- _WHAT IS REQUIRED_
Return all of the lines below exactly as they are.

# start of ENTRIES PROVIDED

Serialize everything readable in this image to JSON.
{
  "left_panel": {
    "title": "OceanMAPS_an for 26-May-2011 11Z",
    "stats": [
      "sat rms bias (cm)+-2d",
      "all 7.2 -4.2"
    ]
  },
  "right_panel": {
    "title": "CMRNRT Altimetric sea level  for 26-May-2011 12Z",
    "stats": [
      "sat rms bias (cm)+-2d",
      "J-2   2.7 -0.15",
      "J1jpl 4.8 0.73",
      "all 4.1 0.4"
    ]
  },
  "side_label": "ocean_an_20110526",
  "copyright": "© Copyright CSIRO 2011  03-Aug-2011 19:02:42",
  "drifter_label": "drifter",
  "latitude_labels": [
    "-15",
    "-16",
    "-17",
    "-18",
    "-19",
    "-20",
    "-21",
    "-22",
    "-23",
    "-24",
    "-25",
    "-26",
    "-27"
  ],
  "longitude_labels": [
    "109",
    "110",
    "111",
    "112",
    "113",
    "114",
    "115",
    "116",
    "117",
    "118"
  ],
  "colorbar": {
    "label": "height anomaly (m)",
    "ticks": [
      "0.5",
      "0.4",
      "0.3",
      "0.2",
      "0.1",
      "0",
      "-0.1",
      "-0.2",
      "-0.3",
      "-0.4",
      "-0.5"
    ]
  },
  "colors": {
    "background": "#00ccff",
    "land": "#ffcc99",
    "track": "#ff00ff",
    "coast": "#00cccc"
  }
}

# end of ENTRIES PROVIDED

- _FULL OUTPUT_
Serialize everything readable in this image to JSON.
{
  "left_panel": {
    "title": "OceanMAPS_an for 26-May-2011 11Z",
    "stats": [
      "sat rms bias (cm)+-2d",
      "all 7.2 -4.2"
    ]
  },
  "right_panel": {
    "title": "CMRNRT Altimetric sea level  for 26-May-2011 12Z",
    "stats": [
      "sat rms bias (cm)+-2d",
      "J-2   2.7 -0.15",
      "J1jpl 4.8 0.73",
      "all 4.1 0.4"
    ]
  },
  "side_label": "ocean_an_20110526",
  "copyright": "© Copyright CSIRO 2011  03-Aug-2011 19:02:42",
  "drifter_label": "drifter",
  "latitude_labels": [
    "-15",
    "-16",
    "-17",
    "-18",
    "-19",
    "-20",
    "-21",
    "-22",
    "-23",
    "-24",
    "-25",
    "-26",
    "-27"
  ],
  "longitude_labels": [
    "109",
    "110",
    "111",
    "112",
    "113",
    "114",
    "115",
    "116",
    "117",
    "118"
  ],
  "colorbar": {
    "label": "height anomaly (m)",
    "ticks": [
      "0.5",
      "0.4",
      "0.3",
      "0.2",
      "0.1",
      "0",
      "-0.1",
      "-0.2",
      "-0.3",
      "-0.4",
      "-0.5"
    ]
  },
  "colors": {
    "background": "#00ccff",
    "land": "#ffcc99",
    "track": "#ff00ff",
    "coast": "#00cccc"
  }
}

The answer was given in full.